* **What the exercise asks**
In the material, take the lines from the one with "- day-cell: 22: [1030, 380, 1065, 402]" up to and including the one with "- weekday-header: [68, 490, 313, 504]", and write them out again with "day-cell" changed to "date-cell" and nothing else altered.

[Start of Material provided]

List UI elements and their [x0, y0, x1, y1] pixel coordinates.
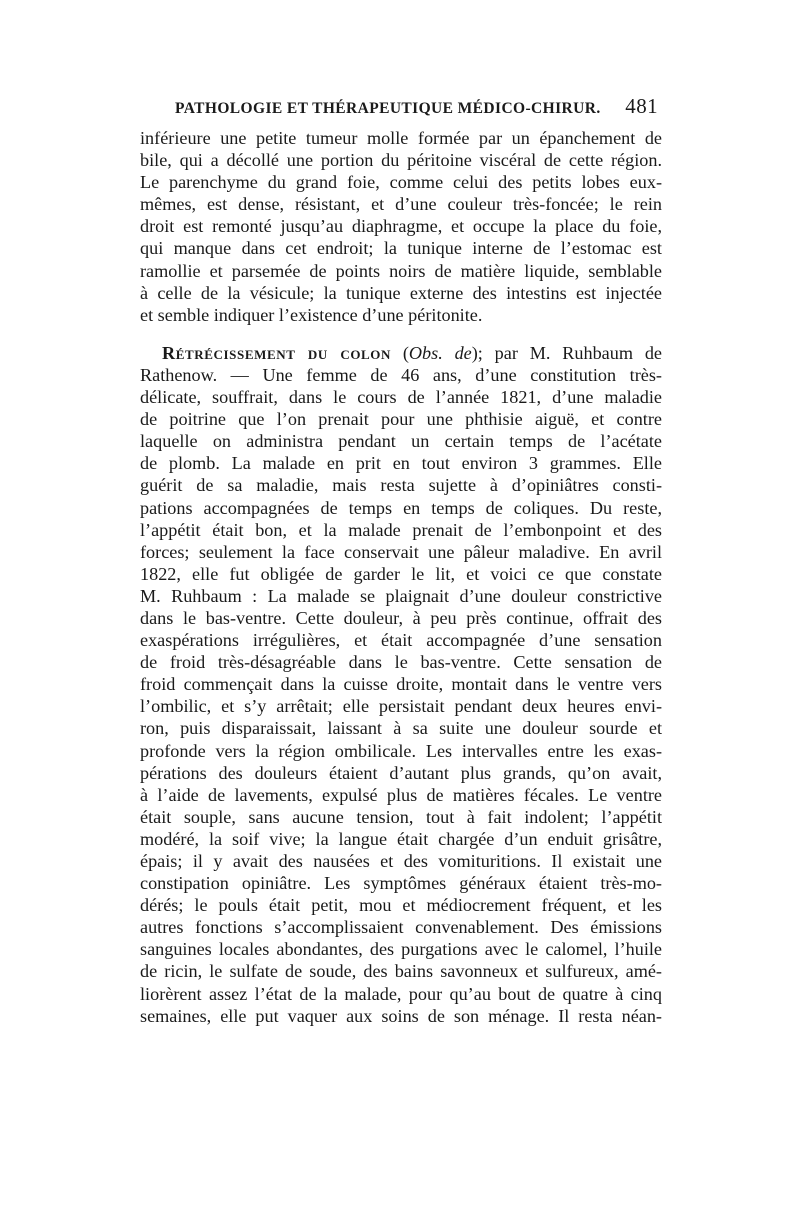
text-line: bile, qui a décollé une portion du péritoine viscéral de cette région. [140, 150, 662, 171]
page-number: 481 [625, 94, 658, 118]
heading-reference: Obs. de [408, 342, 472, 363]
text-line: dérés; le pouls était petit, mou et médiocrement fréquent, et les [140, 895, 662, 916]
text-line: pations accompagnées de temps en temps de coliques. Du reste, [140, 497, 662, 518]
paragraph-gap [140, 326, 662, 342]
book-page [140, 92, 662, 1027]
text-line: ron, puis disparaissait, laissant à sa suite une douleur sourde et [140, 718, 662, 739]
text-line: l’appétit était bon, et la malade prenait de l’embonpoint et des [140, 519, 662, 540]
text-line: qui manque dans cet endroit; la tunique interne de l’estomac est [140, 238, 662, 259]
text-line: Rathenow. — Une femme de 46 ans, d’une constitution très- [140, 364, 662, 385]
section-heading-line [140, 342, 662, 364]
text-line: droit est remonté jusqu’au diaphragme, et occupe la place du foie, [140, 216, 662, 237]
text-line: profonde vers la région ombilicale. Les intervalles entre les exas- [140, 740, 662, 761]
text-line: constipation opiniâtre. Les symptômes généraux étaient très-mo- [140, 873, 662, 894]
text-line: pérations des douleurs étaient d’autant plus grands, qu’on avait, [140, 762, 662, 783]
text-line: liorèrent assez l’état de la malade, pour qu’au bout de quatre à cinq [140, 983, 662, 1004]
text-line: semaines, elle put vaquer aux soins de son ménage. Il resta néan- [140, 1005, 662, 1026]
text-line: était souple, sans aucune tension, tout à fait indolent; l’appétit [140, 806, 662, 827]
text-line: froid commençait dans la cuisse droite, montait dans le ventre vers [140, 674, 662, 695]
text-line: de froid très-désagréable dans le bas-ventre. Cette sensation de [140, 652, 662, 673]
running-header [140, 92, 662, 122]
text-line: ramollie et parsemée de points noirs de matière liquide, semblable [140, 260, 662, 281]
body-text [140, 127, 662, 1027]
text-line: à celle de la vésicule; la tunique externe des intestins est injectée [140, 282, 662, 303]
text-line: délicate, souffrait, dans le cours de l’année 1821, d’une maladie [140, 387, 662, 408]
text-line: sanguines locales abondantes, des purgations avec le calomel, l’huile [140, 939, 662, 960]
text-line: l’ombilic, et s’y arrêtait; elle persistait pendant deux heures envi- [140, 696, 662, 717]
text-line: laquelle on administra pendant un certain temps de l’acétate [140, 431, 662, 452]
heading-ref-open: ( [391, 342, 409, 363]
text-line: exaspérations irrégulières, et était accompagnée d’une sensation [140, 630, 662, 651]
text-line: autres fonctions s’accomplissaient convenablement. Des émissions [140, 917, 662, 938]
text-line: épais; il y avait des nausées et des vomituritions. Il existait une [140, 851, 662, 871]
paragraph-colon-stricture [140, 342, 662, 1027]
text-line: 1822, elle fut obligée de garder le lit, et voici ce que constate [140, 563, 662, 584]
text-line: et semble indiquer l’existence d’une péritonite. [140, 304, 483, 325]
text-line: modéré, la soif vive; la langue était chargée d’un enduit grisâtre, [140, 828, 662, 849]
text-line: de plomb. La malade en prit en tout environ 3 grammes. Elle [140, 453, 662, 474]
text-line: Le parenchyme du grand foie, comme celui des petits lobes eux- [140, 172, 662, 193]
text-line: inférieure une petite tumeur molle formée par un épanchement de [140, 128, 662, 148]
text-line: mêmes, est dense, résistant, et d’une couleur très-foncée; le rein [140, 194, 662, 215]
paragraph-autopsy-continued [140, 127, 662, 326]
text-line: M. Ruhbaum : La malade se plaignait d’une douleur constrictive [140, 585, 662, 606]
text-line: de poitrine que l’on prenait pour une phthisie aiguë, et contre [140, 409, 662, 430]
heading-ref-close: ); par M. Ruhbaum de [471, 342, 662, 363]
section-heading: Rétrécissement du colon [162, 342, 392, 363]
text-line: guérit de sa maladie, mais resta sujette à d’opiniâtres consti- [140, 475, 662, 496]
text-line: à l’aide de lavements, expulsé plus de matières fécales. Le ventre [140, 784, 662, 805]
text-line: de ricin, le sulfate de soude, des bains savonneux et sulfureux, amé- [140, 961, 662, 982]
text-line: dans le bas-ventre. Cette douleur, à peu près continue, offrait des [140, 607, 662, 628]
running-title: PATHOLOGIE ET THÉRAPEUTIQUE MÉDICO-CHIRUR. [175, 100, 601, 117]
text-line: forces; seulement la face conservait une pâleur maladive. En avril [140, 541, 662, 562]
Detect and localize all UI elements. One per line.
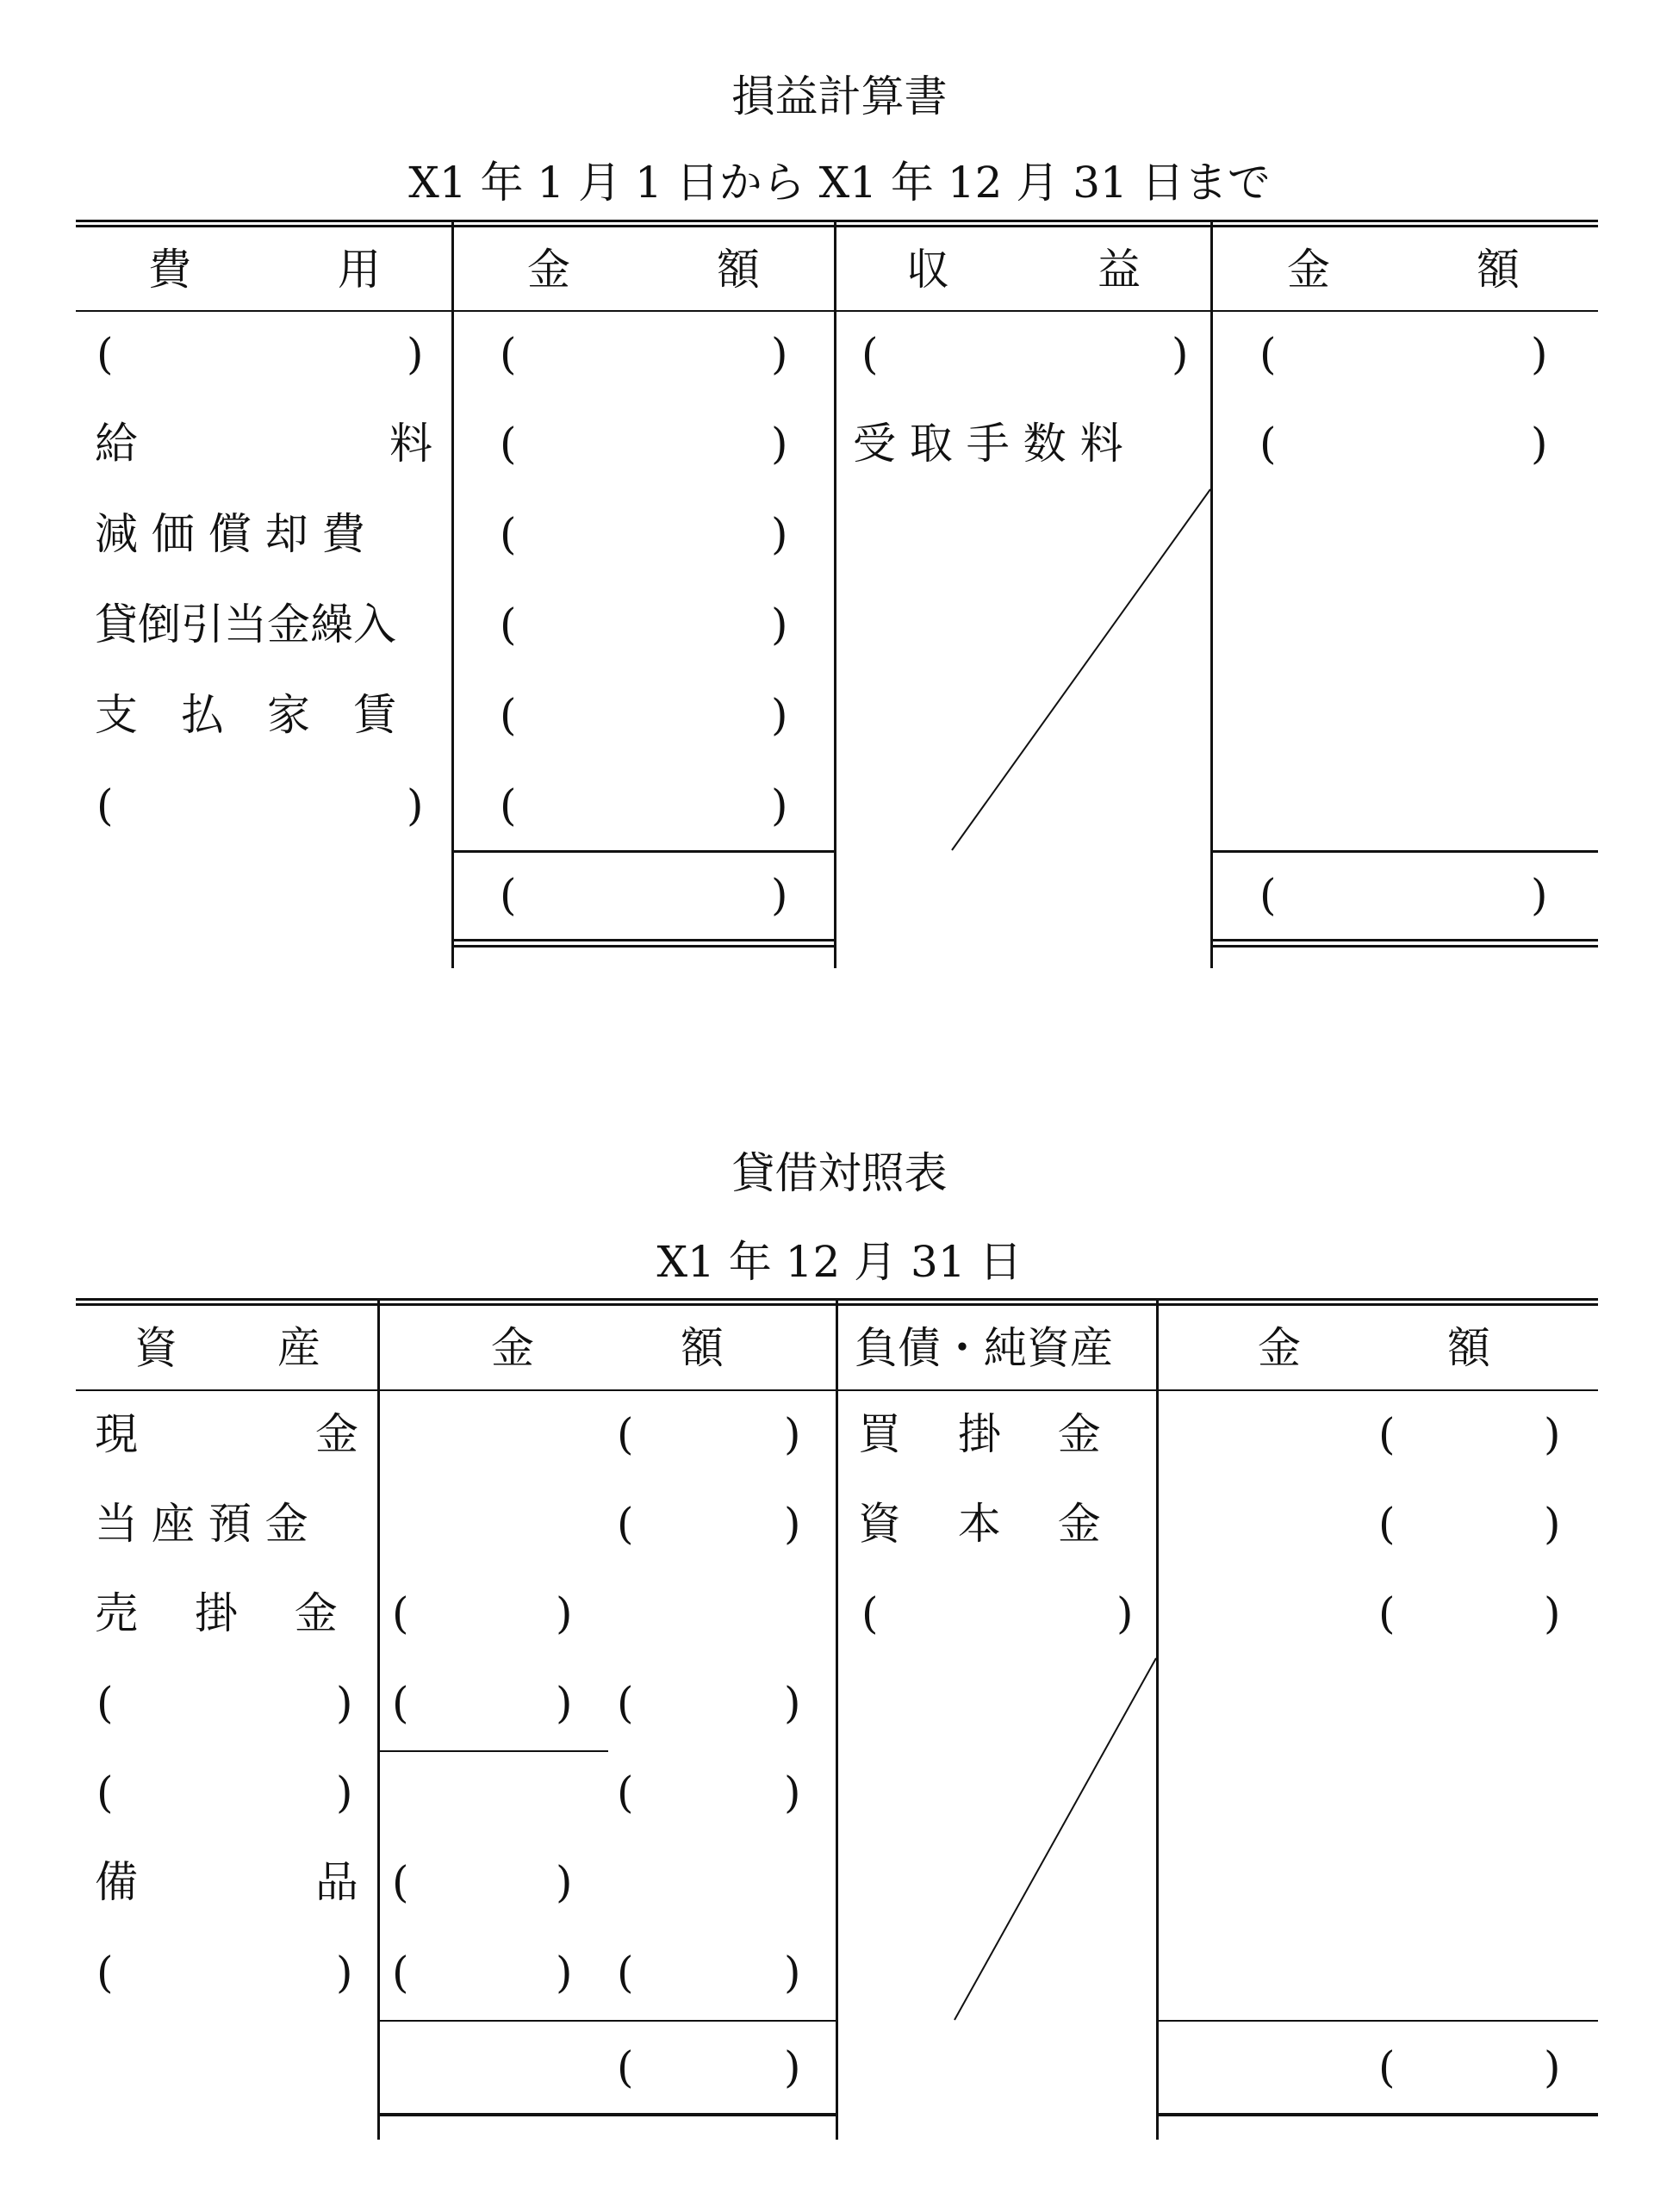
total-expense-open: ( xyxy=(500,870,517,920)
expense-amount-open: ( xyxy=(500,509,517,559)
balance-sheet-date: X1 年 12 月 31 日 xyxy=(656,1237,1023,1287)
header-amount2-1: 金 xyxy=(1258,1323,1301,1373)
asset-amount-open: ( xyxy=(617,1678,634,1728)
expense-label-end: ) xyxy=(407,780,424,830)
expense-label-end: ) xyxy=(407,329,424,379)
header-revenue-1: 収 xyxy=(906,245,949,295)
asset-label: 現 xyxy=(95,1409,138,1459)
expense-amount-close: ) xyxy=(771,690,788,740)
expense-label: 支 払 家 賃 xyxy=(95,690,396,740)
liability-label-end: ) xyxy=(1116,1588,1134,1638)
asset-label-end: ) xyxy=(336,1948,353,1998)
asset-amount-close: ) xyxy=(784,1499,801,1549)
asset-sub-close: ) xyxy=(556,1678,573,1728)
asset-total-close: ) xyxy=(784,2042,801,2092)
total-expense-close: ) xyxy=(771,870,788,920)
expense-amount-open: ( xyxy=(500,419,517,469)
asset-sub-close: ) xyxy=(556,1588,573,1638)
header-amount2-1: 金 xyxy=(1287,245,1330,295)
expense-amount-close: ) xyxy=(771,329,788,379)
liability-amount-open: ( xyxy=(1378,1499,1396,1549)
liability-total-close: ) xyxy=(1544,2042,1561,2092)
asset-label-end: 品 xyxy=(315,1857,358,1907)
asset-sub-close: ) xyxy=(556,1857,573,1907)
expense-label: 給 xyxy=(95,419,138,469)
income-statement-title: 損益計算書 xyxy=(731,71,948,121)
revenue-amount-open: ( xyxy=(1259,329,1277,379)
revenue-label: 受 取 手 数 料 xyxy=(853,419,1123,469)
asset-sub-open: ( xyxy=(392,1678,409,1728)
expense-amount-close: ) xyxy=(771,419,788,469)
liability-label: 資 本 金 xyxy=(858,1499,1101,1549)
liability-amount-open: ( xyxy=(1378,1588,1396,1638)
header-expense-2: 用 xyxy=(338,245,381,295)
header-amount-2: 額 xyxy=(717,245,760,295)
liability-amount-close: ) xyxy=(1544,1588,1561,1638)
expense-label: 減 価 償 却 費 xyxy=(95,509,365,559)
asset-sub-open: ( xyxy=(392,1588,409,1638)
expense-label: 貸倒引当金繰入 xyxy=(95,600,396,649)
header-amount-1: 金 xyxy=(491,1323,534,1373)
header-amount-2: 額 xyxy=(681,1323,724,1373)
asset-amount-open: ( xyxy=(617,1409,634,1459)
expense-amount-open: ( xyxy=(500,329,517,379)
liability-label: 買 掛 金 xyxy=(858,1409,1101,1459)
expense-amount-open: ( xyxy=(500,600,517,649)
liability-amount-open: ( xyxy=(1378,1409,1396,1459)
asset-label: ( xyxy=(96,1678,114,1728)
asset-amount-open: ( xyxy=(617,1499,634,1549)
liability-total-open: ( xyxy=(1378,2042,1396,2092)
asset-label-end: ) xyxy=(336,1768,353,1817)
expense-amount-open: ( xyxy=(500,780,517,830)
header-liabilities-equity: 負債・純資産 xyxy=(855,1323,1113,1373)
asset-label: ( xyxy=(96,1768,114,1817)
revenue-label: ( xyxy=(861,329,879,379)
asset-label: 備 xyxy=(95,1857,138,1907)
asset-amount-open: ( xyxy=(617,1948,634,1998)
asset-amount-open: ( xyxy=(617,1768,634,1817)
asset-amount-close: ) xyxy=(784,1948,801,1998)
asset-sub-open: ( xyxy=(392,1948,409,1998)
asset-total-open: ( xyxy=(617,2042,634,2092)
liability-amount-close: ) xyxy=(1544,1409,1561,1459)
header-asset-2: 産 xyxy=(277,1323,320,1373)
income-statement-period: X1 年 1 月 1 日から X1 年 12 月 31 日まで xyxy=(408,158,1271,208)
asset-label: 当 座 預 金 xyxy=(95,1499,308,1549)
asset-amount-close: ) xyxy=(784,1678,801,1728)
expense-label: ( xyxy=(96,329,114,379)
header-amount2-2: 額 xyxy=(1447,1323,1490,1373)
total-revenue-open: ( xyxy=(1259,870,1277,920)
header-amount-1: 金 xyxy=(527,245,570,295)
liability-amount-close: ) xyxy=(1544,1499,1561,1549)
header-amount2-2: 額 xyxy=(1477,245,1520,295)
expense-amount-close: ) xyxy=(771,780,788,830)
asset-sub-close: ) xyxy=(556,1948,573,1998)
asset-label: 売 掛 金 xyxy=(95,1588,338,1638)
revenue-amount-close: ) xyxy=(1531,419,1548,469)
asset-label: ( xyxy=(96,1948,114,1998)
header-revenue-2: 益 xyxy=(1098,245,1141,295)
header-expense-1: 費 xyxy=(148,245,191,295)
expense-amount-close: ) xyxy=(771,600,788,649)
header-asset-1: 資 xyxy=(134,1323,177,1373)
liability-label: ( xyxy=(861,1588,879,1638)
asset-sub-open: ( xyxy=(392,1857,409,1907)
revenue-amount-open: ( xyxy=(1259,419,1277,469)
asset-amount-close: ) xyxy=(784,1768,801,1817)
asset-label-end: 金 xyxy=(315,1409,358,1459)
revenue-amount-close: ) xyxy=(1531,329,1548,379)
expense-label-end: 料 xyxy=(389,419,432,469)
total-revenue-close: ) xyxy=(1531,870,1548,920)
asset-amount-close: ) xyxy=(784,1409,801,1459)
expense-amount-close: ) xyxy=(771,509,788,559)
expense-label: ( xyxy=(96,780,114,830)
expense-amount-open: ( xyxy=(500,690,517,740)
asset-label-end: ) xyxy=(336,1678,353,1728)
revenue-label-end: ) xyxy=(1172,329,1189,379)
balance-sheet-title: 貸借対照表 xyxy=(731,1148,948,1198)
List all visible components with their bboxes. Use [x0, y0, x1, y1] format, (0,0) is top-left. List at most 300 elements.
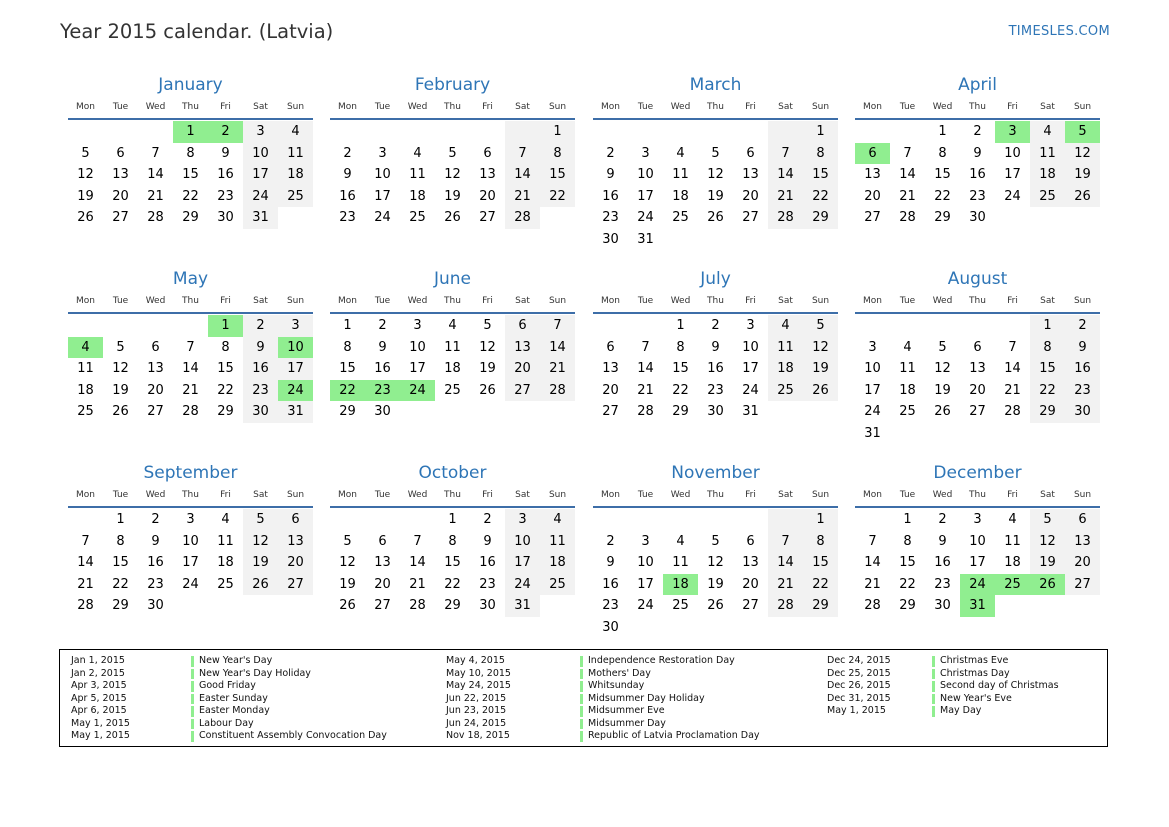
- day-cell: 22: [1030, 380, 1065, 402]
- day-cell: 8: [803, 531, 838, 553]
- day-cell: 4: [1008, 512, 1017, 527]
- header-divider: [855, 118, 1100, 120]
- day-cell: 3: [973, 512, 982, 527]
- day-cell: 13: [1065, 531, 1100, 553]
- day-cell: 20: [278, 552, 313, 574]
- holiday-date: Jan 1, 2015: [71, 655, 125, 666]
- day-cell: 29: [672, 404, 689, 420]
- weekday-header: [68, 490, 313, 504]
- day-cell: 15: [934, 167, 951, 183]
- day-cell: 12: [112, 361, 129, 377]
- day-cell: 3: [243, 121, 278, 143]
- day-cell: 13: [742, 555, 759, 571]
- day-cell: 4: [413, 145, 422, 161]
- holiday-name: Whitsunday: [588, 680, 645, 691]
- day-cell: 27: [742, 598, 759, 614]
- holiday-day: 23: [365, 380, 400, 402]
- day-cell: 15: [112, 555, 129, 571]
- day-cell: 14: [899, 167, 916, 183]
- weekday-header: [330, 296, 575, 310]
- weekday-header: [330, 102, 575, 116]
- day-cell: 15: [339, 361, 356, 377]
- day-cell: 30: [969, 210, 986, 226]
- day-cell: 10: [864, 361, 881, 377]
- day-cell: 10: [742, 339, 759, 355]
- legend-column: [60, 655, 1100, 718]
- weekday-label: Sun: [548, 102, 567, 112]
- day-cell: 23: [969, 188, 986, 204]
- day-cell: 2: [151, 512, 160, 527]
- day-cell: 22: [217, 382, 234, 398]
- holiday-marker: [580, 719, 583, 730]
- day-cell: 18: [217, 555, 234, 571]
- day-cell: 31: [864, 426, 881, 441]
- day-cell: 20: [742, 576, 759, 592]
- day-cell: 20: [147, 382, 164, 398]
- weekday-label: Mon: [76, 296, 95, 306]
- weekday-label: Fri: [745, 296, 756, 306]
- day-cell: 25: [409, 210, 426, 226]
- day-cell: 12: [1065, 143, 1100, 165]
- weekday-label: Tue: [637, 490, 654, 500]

[End of Material provided]

* **Task answer**
- date-cell: 22: [1030, 380, 1065, 402]
- date-cell: 8: [803, 531, 838, 553]
- date-cell: 4: [1008, 512, 1017, 527]
- header-divider: [855, 118, 1100, 120]
- date-cell: 3: [973, 512, 982, 527]
- date-cell: 13: [1065, 531, 1100, 553]
- date-cell: 20: [278, 552, 313, 574]
- holiday-date: Jan 1, 2015: [71, 655, 125, 666]
- date-cell: 29: [672, 404, 689, 420]
- weekday-header: [68, 490, 313, 504]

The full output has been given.